**EXERCISE INSTRUCTIONS**
Pull out every line from the listing that has the word "this".

** Begin EXERCISE INPUTS **

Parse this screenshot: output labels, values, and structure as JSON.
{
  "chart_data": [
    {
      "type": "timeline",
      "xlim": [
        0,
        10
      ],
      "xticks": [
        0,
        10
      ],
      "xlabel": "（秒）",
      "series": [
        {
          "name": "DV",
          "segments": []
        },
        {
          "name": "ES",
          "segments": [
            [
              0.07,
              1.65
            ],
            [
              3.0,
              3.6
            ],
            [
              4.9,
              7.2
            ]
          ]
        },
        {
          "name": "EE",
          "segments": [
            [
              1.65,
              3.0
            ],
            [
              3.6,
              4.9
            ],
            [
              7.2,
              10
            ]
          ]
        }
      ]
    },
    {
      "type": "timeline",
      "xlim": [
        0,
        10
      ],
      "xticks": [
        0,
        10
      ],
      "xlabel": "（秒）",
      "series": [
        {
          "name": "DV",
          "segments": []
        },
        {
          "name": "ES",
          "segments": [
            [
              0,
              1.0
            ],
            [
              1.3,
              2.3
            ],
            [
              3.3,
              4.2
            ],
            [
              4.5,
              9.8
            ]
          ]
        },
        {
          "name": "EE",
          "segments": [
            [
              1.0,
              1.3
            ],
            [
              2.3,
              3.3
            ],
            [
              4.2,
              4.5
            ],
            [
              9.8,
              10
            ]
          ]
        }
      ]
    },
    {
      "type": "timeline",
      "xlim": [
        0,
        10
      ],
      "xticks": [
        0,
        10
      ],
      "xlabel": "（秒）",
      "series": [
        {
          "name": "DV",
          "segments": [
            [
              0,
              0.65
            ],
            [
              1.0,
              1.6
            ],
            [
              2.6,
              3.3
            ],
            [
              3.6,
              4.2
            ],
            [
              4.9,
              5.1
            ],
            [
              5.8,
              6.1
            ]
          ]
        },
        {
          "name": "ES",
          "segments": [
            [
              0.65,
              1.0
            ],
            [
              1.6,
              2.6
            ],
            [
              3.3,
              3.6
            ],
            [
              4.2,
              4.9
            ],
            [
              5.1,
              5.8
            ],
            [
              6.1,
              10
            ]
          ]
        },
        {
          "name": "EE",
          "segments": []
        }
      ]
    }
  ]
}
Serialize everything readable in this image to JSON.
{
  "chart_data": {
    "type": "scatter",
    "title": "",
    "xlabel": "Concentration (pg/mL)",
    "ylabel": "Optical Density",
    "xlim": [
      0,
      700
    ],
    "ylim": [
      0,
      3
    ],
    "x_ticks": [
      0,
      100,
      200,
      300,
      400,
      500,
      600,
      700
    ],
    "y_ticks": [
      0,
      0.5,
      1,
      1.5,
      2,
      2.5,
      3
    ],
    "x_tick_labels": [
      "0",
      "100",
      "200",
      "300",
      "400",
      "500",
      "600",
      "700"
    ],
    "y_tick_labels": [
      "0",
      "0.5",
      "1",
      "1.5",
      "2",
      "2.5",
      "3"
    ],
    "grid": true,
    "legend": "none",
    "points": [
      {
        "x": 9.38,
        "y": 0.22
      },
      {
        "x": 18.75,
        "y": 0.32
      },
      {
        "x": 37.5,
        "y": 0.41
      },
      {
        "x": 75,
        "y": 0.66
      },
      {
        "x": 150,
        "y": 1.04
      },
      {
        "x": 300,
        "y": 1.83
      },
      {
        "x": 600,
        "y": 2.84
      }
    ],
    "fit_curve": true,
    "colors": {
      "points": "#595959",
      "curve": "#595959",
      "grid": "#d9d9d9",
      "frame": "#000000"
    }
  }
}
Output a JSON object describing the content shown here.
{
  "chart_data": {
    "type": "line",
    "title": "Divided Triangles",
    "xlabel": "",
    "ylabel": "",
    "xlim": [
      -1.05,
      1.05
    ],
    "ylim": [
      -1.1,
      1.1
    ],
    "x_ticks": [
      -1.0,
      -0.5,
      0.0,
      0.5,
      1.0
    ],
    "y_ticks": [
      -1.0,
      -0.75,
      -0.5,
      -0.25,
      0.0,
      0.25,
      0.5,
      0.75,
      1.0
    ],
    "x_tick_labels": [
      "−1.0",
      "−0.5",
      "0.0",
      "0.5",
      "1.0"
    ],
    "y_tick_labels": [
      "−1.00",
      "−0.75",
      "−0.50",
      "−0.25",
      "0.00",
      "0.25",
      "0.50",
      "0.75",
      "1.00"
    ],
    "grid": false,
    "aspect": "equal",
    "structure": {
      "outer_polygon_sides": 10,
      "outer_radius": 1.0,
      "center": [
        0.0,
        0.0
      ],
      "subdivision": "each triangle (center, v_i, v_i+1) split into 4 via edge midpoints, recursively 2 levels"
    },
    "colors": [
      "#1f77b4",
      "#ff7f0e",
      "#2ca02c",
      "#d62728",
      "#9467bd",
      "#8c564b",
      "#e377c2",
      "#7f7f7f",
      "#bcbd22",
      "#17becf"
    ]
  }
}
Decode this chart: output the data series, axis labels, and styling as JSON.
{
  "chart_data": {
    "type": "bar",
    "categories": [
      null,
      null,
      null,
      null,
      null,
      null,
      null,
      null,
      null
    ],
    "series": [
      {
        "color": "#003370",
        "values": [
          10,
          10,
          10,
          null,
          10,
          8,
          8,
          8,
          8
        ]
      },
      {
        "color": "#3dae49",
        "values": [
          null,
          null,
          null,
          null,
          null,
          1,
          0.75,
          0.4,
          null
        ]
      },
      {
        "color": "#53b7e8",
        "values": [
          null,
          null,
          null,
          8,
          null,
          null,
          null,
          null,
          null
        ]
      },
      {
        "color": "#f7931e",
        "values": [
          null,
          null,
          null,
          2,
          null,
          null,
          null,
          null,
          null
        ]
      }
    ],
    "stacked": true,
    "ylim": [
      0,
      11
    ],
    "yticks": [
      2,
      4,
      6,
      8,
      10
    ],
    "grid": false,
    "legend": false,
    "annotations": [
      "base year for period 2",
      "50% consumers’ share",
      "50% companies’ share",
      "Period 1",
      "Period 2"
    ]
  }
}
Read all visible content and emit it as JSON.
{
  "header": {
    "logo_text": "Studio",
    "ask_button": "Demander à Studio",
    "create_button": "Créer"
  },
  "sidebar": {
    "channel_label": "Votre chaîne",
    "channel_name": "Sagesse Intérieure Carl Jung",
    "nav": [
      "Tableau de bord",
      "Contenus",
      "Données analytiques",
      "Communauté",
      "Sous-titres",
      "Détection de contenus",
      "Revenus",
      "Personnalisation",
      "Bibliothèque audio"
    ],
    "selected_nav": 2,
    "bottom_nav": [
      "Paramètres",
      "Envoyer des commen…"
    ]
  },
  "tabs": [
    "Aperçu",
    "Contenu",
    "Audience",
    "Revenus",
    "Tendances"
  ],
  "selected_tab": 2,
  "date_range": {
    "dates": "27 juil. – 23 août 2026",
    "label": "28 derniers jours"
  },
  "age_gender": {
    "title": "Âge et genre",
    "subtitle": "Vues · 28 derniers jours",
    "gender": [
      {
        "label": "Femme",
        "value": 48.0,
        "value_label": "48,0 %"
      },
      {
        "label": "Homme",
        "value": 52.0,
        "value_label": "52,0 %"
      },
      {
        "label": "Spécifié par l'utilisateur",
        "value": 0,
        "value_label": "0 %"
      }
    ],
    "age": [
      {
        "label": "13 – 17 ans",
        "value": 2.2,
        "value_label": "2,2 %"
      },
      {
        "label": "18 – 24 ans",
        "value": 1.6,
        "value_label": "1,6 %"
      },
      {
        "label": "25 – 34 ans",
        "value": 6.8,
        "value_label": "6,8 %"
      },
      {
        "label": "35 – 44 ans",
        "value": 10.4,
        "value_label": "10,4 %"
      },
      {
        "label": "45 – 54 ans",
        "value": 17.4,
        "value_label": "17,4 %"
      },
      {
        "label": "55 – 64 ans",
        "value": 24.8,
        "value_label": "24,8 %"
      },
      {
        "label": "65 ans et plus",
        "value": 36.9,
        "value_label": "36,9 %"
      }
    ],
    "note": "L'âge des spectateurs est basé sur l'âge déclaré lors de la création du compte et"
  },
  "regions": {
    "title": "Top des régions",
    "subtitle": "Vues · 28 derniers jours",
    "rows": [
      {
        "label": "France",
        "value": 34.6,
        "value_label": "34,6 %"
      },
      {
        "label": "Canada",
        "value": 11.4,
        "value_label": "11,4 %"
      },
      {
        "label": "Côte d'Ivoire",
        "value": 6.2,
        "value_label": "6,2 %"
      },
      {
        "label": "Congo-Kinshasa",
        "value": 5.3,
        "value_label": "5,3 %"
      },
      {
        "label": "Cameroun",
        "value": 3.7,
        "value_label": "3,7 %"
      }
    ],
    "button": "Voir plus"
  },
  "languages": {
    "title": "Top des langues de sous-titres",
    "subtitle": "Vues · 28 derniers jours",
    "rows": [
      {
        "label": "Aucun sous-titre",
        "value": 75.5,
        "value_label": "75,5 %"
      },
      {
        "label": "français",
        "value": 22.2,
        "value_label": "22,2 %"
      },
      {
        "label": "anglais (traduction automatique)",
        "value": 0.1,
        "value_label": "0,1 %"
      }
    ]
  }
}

** End EXERCISE INPUTS **

**WRITTEN RESPONSE**
Parse this screenshot: output labels, values, and structure as JSON.
Serialize everything readable in this image to JSON.
Decode this chart: output the data series, axis labels, and styling as JSON.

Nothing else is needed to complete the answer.